Task instructions ▸
Find the lines that contain the word "Algoritmul" and copy each one.

Information given ▸

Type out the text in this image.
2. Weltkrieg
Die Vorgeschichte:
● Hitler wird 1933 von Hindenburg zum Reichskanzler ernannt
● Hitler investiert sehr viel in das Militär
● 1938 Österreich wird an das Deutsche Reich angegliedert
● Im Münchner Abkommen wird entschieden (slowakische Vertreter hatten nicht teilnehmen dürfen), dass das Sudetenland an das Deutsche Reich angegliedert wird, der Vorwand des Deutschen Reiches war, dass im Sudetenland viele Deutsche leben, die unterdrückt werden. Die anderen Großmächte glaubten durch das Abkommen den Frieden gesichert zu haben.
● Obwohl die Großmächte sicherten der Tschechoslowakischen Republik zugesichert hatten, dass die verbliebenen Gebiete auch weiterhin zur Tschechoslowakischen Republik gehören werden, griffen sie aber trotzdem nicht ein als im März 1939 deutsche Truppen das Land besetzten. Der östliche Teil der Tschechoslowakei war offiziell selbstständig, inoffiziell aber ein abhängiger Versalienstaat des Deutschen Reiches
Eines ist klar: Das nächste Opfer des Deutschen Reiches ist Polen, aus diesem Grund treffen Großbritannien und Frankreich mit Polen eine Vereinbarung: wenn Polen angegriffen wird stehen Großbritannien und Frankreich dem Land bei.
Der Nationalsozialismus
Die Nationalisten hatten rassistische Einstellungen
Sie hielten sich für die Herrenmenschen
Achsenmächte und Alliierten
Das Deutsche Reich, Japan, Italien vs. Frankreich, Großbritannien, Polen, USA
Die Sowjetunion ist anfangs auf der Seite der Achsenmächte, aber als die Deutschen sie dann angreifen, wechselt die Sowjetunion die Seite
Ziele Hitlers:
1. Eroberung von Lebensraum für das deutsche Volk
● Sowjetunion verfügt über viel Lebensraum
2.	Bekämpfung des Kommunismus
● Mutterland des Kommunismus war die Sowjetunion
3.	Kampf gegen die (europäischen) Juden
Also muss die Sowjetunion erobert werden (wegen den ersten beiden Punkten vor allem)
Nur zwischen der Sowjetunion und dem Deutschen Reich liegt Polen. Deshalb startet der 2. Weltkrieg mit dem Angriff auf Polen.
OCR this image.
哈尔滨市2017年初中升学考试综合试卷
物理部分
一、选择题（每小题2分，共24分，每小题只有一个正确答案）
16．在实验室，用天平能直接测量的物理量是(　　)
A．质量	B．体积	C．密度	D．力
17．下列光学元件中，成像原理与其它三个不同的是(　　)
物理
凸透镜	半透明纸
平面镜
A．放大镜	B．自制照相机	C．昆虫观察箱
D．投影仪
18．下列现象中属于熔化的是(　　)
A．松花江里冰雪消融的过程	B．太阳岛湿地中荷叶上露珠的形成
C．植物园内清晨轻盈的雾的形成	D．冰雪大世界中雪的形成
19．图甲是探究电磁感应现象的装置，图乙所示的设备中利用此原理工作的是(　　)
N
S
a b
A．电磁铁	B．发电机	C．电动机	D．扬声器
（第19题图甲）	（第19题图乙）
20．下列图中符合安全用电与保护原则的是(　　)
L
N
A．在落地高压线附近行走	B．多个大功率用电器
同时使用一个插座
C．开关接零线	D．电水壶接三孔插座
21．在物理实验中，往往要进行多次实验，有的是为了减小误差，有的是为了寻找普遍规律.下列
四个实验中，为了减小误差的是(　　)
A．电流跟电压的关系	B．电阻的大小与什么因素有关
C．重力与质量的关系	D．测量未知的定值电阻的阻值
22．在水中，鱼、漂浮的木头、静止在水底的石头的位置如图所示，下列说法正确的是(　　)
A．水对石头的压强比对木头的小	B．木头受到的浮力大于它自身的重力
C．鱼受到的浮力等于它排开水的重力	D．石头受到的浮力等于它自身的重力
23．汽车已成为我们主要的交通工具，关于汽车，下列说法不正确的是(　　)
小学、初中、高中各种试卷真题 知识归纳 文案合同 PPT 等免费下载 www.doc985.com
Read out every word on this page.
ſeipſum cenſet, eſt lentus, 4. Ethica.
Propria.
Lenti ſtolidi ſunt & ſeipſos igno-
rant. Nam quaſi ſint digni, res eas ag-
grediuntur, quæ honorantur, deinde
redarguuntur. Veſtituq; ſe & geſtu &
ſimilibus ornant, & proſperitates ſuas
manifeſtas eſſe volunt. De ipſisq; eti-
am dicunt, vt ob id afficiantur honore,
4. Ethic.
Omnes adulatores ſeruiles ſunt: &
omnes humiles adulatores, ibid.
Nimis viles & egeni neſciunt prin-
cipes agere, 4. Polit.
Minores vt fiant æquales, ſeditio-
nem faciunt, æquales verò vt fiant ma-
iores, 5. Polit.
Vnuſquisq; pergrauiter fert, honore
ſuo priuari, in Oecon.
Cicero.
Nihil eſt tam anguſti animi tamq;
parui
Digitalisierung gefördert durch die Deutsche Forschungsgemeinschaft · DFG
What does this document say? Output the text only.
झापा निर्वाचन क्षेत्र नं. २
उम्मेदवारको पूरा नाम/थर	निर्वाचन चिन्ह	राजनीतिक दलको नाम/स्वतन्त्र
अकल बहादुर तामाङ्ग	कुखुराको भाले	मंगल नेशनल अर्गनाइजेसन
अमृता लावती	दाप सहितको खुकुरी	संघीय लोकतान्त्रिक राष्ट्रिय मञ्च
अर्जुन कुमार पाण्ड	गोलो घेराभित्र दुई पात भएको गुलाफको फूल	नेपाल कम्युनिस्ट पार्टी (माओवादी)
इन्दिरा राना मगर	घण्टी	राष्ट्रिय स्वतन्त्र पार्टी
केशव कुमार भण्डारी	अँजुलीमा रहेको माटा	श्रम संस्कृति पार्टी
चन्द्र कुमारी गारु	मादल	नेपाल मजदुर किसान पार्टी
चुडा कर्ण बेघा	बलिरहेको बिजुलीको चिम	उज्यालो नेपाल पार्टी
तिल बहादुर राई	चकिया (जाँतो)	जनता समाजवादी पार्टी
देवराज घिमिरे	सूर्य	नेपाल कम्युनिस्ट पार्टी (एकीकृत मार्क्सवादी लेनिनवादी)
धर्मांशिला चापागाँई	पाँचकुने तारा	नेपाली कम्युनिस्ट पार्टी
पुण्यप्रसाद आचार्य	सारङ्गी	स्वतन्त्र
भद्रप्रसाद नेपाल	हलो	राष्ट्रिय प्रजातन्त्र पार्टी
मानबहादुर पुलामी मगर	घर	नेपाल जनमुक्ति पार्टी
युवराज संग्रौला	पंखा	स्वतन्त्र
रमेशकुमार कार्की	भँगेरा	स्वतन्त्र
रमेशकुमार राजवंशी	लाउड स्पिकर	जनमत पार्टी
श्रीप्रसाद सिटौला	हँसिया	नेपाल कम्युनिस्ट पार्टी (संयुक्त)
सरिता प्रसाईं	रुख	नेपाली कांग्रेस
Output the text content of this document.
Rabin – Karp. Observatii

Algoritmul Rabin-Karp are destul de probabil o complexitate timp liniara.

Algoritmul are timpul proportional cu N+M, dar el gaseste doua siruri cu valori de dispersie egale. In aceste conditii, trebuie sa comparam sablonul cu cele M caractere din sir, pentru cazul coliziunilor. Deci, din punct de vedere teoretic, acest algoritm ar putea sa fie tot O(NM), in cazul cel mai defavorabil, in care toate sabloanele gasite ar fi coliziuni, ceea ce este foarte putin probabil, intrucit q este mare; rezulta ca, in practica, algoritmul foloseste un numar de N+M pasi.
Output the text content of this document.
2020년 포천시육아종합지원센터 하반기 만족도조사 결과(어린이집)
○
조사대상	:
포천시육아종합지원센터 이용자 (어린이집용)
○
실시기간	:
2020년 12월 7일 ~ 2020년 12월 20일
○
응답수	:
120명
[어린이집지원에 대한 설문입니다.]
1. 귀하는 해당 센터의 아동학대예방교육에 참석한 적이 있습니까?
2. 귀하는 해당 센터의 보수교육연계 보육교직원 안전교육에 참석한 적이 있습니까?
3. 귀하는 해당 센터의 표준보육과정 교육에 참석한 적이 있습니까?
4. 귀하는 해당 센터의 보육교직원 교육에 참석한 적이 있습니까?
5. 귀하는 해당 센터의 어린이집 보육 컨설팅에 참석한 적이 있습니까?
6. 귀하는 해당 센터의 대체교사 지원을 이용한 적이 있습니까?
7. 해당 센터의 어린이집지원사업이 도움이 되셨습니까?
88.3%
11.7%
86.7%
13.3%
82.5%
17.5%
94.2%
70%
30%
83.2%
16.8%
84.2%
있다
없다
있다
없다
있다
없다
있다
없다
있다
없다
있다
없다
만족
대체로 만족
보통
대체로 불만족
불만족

Task response ▸
Algoritmul Rabin-Karp are destul de probabil o complexitate timp liniara.
Algoritmul are timpul proportional cu N+M, dar el gaseste doua siruri cu valori de dispersie egale. In aceste conditii, trebuie sa comparam sablonul cu cele M caractere din sir, pentru cazul coliziunilor. Deci, din punct de vedere teoretic, acest algoritm ar putea sa fie tot O(NM), in cazul cel mai defavorabil, in care toate sabloanele gasite ar fi coliziuni, ceea ce este foarte putin probabil, intrucit q este mare; rezulta ca, in practica, algoritmul foloseste un numar de N+M pasi.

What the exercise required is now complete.